提示文:
++++++++

週刊「スタジオ翁」ニュースレター 創刊号

メルマガ、始めます。

ブログをスタートさせて、3年ほどが経ちました。

初めは自分の知識のアウトプットの場として始めたのですが、最近ではありがたいことに「ブログ読んでます!」と直接お声がけを頂くことも増えました。

今では、月に7万人以上の方に読んで頂いており、少しでもみなさんの音楽制作のお役に立てるように日々、ブログを更新し続けています。

クラブエンジニアとして音楽業界でのキャリアをスタートさせましたが、最近ではクラブでの音作りの経験を生かして、クラブミュージックのミキシングやマスタリングの依頼も受けています。

2022年からスタートさせた映画音楽の作曲・MA・録音の仕事が最近の主な活動領域ですが、刺激的な毎日で、日々、音楽や音に対する新しい発見があるので、今までの蓄積に加えて、ここらへんの日々アップデートされていく情報も共有していきたいと思い、メルマガを始めることにしました。

++++++++

提供資料:
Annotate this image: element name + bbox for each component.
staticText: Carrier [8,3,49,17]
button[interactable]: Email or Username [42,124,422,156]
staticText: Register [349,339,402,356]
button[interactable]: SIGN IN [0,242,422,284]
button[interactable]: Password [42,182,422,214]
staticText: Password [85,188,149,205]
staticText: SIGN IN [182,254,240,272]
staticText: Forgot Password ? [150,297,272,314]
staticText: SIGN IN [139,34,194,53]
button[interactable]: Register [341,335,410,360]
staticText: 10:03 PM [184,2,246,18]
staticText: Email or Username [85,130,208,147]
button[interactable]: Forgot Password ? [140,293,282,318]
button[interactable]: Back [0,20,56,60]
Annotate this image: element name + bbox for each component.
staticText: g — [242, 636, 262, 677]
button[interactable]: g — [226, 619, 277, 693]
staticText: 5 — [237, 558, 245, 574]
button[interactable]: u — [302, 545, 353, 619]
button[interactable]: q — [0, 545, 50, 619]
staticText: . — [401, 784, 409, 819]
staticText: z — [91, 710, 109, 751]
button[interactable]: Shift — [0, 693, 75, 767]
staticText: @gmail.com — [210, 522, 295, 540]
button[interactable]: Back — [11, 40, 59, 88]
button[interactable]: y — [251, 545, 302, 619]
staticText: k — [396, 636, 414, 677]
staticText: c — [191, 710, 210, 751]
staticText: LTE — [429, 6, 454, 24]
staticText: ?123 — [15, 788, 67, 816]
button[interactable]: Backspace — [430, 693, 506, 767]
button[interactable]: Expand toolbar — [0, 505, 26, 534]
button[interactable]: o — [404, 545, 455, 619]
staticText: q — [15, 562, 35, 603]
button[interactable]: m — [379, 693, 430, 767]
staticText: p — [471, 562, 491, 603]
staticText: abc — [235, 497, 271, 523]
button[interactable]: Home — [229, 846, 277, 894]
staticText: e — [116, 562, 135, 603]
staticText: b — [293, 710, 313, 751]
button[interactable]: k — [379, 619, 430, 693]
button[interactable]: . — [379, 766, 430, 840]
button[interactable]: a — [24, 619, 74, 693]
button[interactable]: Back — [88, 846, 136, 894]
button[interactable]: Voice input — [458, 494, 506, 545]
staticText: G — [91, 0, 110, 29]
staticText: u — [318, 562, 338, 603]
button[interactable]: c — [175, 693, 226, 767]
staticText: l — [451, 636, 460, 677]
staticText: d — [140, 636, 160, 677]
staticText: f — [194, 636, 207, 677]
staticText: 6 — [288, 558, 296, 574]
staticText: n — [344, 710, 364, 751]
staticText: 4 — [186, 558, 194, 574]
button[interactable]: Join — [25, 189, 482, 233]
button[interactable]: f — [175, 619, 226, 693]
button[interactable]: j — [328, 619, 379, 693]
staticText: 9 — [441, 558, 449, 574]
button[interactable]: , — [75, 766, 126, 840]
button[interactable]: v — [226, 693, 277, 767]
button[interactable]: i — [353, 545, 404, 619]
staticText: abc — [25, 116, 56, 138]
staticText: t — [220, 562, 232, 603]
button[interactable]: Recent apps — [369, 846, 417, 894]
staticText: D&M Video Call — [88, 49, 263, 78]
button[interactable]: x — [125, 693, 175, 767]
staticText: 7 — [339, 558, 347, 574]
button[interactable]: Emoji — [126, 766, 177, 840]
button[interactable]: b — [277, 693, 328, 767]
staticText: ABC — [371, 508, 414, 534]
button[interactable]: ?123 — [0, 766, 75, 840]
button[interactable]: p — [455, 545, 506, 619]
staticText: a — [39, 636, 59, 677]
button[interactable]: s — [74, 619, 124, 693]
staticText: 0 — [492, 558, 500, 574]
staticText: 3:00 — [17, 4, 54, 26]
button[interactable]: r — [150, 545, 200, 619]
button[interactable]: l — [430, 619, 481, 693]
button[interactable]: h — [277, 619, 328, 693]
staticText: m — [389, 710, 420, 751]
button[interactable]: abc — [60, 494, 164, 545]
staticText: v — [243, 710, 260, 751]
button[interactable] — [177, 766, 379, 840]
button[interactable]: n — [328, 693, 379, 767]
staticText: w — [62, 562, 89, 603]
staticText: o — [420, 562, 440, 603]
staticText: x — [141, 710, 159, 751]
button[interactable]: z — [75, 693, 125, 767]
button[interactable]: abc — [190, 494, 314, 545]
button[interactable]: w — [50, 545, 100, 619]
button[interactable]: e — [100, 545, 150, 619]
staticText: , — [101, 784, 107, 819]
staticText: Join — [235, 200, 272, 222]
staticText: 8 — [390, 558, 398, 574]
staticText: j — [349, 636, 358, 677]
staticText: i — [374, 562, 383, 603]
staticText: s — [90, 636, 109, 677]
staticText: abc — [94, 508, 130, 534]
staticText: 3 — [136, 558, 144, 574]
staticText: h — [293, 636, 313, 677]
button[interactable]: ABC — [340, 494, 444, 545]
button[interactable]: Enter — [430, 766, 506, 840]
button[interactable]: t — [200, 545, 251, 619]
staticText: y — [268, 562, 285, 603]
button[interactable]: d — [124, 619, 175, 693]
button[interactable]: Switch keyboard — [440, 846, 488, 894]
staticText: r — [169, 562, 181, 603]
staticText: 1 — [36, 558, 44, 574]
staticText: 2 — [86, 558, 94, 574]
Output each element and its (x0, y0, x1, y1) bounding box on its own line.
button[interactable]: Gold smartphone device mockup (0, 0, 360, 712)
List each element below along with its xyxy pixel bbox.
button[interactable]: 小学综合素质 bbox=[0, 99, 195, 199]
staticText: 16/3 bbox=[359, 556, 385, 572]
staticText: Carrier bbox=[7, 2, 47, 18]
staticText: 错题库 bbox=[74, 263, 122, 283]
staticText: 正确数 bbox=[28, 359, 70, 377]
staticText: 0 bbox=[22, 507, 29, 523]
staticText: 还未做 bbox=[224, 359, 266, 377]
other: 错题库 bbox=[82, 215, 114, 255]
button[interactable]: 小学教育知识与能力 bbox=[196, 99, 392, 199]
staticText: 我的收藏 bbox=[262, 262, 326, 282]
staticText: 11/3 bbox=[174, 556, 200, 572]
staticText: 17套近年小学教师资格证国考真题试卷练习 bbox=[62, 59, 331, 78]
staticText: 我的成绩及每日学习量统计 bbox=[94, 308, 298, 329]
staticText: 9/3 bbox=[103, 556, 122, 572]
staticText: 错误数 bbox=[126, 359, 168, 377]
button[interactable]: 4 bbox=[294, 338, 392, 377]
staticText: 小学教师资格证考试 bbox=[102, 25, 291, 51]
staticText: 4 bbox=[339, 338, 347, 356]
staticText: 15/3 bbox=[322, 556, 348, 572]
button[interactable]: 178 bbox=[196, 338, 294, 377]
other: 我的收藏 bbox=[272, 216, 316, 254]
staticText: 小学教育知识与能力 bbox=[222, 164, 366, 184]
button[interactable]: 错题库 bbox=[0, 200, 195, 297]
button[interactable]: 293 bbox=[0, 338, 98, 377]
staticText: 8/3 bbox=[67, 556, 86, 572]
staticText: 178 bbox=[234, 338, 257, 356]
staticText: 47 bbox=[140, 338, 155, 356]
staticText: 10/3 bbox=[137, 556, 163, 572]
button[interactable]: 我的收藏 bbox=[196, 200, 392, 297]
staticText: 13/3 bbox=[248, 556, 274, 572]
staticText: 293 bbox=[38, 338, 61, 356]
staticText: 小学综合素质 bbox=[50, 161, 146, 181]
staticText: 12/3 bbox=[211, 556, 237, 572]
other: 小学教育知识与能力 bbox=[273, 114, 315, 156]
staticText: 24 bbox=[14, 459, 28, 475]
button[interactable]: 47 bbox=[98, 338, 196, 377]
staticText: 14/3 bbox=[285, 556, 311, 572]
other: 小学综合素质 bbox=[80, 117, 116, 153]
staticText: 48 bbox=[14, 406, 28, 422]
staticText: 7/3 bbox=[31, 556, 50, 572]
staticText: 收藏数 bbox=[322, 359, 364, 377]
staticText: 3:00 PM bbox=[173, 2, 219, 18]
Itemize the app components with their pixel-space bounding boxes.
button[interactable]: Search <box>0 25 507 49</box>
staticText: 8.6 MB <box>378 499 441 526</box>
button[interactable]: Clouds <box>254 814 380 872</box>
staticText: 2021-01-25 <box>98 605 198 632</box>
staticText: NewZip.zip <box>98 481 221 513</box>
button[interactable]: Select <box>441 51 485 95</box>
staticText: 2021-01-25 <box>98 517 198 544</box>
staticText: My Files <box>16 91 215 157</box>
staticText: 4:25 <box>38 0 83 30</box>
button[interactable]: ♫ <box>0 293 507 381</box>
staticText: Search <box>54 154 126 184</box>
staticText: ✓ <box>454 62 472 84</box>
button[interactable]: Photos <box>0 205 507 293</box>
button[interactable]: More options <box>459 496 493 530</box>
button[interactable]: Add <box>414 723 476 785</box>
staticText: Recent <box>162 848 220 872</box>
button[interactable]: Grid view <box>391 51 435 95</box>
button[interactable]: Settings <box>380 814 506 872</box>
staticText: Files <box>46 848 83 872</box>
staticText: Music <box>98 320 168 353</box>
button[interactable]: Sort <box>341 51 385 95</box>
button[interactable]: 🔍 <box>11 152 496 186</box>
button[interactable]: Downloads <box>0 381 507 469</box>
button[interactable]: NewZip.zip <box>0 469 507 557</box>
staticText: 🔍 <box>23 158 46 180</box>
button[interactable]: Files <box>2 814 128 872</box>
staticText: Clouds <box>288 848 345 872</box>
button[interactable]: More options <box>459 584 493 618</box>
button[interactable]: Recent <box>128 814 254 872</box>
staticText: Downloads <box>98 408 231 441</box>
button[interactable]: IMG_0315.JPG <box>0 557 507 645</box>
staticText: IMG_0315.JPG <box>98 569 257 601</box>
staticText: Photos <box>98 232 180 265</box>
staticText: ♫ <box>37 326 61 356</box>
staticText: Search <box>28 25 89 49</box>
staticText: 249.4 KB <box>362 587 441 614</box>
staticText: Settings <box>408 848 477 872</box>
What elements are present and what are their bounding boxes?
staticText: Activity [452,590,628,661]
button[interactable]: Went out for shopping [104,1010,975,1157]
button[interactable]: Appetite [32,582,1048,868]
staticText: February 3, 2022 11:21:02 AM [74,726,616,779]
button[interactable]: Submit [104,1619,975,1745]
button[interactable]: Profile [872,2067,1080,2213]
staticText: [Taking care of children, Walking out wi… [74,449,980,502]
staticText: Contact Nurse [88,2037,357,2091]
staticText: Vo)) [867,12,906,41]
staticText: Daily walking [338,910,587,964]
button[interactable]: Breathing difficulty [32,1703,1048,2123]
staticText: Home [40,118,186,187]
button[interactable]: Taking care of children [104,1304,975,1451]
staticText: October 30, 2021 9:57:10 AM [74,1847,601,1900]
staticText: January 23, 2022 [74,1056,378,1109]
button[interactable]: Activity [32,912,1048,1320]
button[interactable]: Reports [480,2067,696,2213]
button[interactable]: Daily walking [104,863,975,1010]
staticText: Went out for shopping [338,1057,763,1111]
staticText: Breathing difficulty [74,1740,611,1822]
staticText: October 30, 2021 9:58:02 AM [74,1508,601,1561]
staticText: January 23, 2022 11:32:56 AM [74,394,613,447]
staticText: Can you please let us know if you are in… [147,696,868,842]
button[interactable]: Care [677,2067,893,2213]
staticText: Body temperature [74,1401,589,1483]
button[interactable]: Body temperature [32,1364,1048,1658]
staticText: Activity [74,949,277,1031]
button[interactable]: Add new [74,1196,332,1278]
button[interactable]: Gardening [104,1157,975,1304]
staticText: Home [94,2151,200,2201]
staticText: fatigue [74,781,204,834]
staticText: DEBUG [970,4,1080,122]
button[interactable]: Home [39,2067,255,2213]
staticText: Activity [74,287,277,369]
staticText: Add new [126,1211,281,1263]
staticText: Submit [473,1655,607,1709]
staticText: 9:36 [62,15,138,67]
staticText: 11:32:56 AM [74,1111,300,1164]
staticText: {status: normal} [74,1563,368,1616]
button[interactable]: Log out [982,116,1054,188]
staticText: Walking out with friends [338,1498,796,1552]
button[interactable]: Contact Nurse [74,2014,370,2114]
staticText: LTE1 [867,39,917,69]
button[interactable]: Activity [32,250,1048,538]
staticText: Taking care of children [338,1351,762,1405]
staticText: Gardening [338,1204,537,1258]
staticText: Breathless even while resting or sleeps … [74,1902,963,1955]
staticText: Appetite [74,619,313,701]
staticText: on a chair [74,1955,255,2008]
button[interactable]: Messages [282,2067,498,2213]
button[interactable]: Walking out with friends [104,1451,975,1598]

++++++++

課題の内容:
ニュースレター創刊の挨拶文を、最後の文の後から引き継いで書き進めなさい。 上記のエントリは、この課題では用いない。

演習の結果:
アウトプットの場という意味ではブログと似ていますが、メルマガは毎週発行ということもあって、その時その時で僕が感じているリアルタイムの情報をいち早くお届けできる場所であり、ブログのように大勢の方に向けた情報発信ではなく、音楽制作を楽しむコアな方々にお届けできるようなディープなものでありたいと思っています。

さて、メルマガといっても何を書こうかと迷いましたが、近ごろ取り組んでいること、日々チェックしている音楽ニュースやプラグインの最新情報について、といった親しみやすい話題から書いていき、徐々にコンテンツを増やしていく予定です。

あとは、時々メールで音楽制作や機材に関するご質問をいただくことがあるのですが、確かにブログにはコメント欄がないので、メルマガで何かご質問をいただいて、こちらで回答していこうと思います。

というわけで、目次はこんな感じです。

  1. 近況

  2. 世界の音楽ニュース

  3. 未来をつくる音楽機材

  4. 今週の映画音楽

  5. Q&A

  1. 近況

ここでは、最近取り組んでいる音に関すること、仕事のこと、音楽制作のことについて書いていきます。

去年の末から今年にかけて吸音材を制作していたのですが、1月に自作吸音材を完成させることができました。

見た目がすごく雑なのはお許しください・・・

でもこれがめちゃくちゃ部屋鳴りを解消してくれて、音像がよりはっきり見えるようになるんです!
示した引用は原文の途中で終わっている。